## RECORD EXCERPTS
........
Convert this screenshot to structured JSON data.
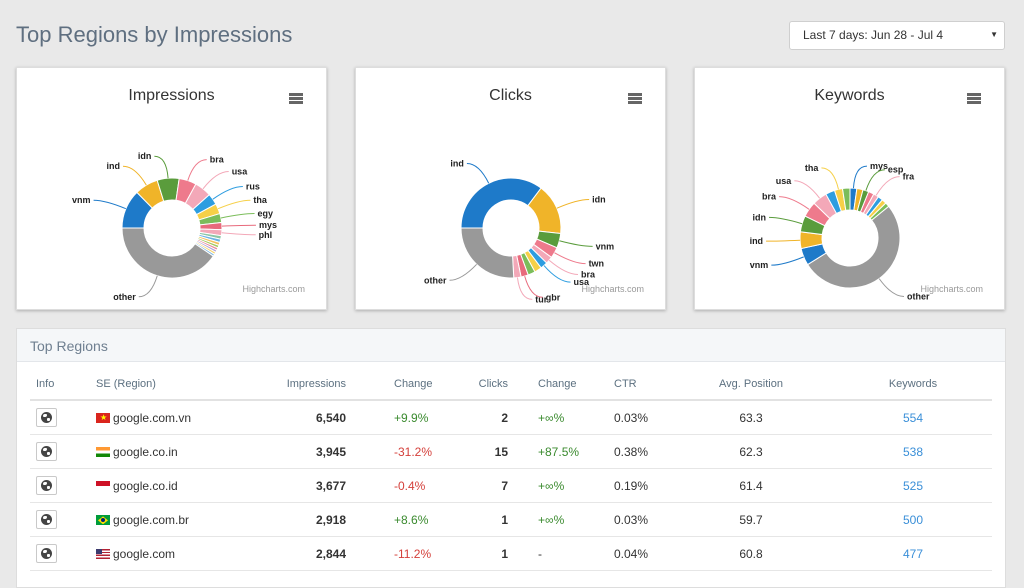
{
  "page": {
    "title": "Top Regions by Impressions",
    "date_range": "Last 7 days: Jun 28 - Jul 4"
  },
  "charts": [
    {
      "title": "Impressions",
      "credit": "Highcharts.com",
      "chart_data": {
        "type": "pie",
        "title": "Impressions",
        "donut": true,
        "slices": [
          {
            "label": "vnm",
            "value": 6540,
            "color": "#1e7ac9"
          },
          {
            "label": "ind",
            "value": 3945,
            "color": "#f0b429"
          },
          {
            "label": "idn",
            "value": 3677,
            "color": "#5a9c3c"
          },
          {
            "label": "bra",
            "value": 2918,
            "color": "#ee7a8c"
          },
          {
            "label": "usa",
            "value": 2844,
            "color": "#f3a8b8"
          },
          {
            "label": "rus",
            "value": 1900,
            "color": "#2d9de0"
          },
          {
            "label": "tha",
            "value": 1700,
            "color": "#f6d048"
          },
          {
            "label": "egy",
            "value": 1500,
            "color": "#7bbd5a"
          },
          {
            "label": "mys",
            "value": 1200,
            "color": "#e86a7c"
          },
          {
            "label": "phl",
            "value": 1000,
            "color": "#f3a8b8"
          },
          {
            "label": "",
            "value": 600,
            "color": "#8cc6a6"
          },
          {
            "label": "",
            "value": 550,
            "color": "#6cb2e4"
          },
          {
            "label": "",
            "value": 500,
            "color": "#f4c15e"
          },
          {
            "label": "",
            "value": 450,
            "color": "#a3c95e"
          },
          {
            "label": "",
            "value": 420,
            "color": "#e88a9a"
          },
          {
            "label": "",
            "value": 400,
            "color": "#b0a0d8"
          },
          {
            "label": "",
            "value": 380,
            "color": "#f7d26a"
          },
          {
            "label": "",
            "value": 360,
            "color": "#80b8e0"
          },
          {
            "label": "other",
            "value": 21000,
            "color": "#999999"
          }
        ]
      }
    },
    {
      "title": "Clicks",
      "credit": "Highcharts.com",
      "chart_data": {
        "type": "pie",
        "title": "Clicks",
        "donut": true,
        "slices": [
          {
            "label": "ind",
            "value": 15,
            "color": "#1e7ac9"
          },
          {
            "label": "idn",
            "value": 7,
            "color": "#f0b429"
          },
          {
            "label": "vnm",
            "value": 2,
            "color": "#5a9c3c"
          },
          {
            "label": "twn",
            "value": 1.5,
            "color": "#ee7a8c"
          },
          {
            "label": "bra",
            "value": 1,
            "color": "#f3a8b8"
          },
          {
            "label": "usa",
            "value": 1,
            "color": "#2d9de0"
          },
          {
            "label": "",
            "value": 1,
            "color": "#f6d048"
          },
          {
            "label": "",
            "value": 1,
            "color": "#7bbd5a"
          },
          {
            "label": "gbr",
            "value": 1,
            "color": "#e86a7c"
          },
          {
            "label": "tur",
            "value": 1,
            "color": "#f3a8b8"
          },
          {
            "label": "other",
            "value": 11,
            "color": "#999999"
          }
        ]
      }
    },
    {
      "title": "Keywords",
      "credit": "Highcharts.com",
      "chart_data": {
        "type": "pie",
        "title": "Keywords",
        "donut": true,
        "slices": [
          {
            "label": "mys",
            "value": 220,
            "color": "#1e7ac9"
          },
          {
            "label": "",
            "value": 200,
            "color": "#f0b429"
          },
          {
            "label": "esp",
            "value": 190,
            "color": "#5a9c3c"
          },
          {
            "label": "",
            "value": 180,
            "color": "#ee7a8c"
          },
          {
            "label": "fra",
            "value": 170,
            "color": "#f3a8b8"
          },
          {
            "label": "",
            "value": 160,
            "color": "#2d9de0"
          },
          {
            "label": "",
            "value": 150,
            "color": "#f6d048"
          },
          {
            "label": "",
            "value": 140,
            "color": "#7bbd5a"
          },
          {
            "label": "other",
            "value": 5200,
            "color": "#999999"
          },
          {
            "label": "vnm",
            "value": 554,
            "color": "#1e7ac9"
          },
          {
            "label": "ind",
            "value": 538,
            "color": "#f0b429"
          },
          {
            "label": "idn",
            "value": 525,
            "color": "#5a9c3c"
          },
          {
            "label": "bra",
            "value": 500,
            "color": "#ee7a8c"
          },
          {
            "label": "usa",
            "value": 477,
            "color": "#f3a8b8"
          },
          {
            "label": "",
            "value": 300,
            "color": "#2d9de0"
          },
          {
            "label": "tha",
            "value": 260,
            "color": "#f6d048"
          },
          {
            "label": "",
            "value": 240,
            "color": "#7bbd5a"
          }
        ]
      }
    }
  ],
  "table": {
    "title": "Top Regions",
    "headers": [
      "Info",
      "SE (Region)",
      "Impressions",
      "Change",
      "Clicks",
      "Change",
      "CTR",
      "Avg. Position",
      "Keywords"
    ],
    "rows": [
      {
        "flag": "vn",
        "region": "google.com.vn",
        "impressions": "6,540",
        "imp_change": "+9.9%",
        "imp_dir": "pos",
        "clicks": "2",
        "clk_change": "+∞%",
        "clk_dir": "pos",
        "ctr": "0.03%",
        "avg_position": "63.3",
        "keywords": "554"
      },
      {
        "flag": "in",
        "region": "google.co.in",
        "impressions": "3,945",
        "imp_change": "-31.2%",
        "imp_dir": "neg",
        "clicks": "15",
        "clk_change": "+87.5%",
        "clk_dir": "pos",
        "ctr": "0.38%",
        "avg_position": "62.3",
        "keywords": "538"
      },
      {
        "flag": "id",
        "region": "google.co.id",
        "impressions": "3,677",
        "imp_change": "-0.4%",
        "imp_dir": "neg",
        "clicks": "7",
        "clk_change": "+∞%",
        "clk_dir": "pos",
        "ctr": "0.19%",
        "avg_position": "61.4",
        "keywords": "525"
      },
      {
        "flag": "br",
        "region": "google.com.br",
        "impressions": "2,918",
        "imp_change": "+8.6%",
        "imp_dir": "pos",
        "clicks": "1",
        "clk_change": "+∞%",
        "clk_dir": "pos",
        "ctr": "0.03%",
        "avg_position": "59.7",
        "keywords": "500"
      },
      {
        "flag": "us",
        "region": "google.com",
        "impressions": "2,844",
        "imp_change": "-11.2%",
        "imp_dir": "neg",
        "clicks": "1",
        "clk_change": "-",
        "clk_dir": "none",
        "ctr": "0.04%",
        "avg_position": "60.8",
        "keywords": "477"
      }
    ]
  }
}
........
## INSTRUCTIONS TO FOLLOW
Every line holding "flag" should be copied out.

## ANSWER TO THE TASK
        "flag": "vn",
        "flag": "in",
        "flag": "id",
        "flag": "br",
        "flag": "us",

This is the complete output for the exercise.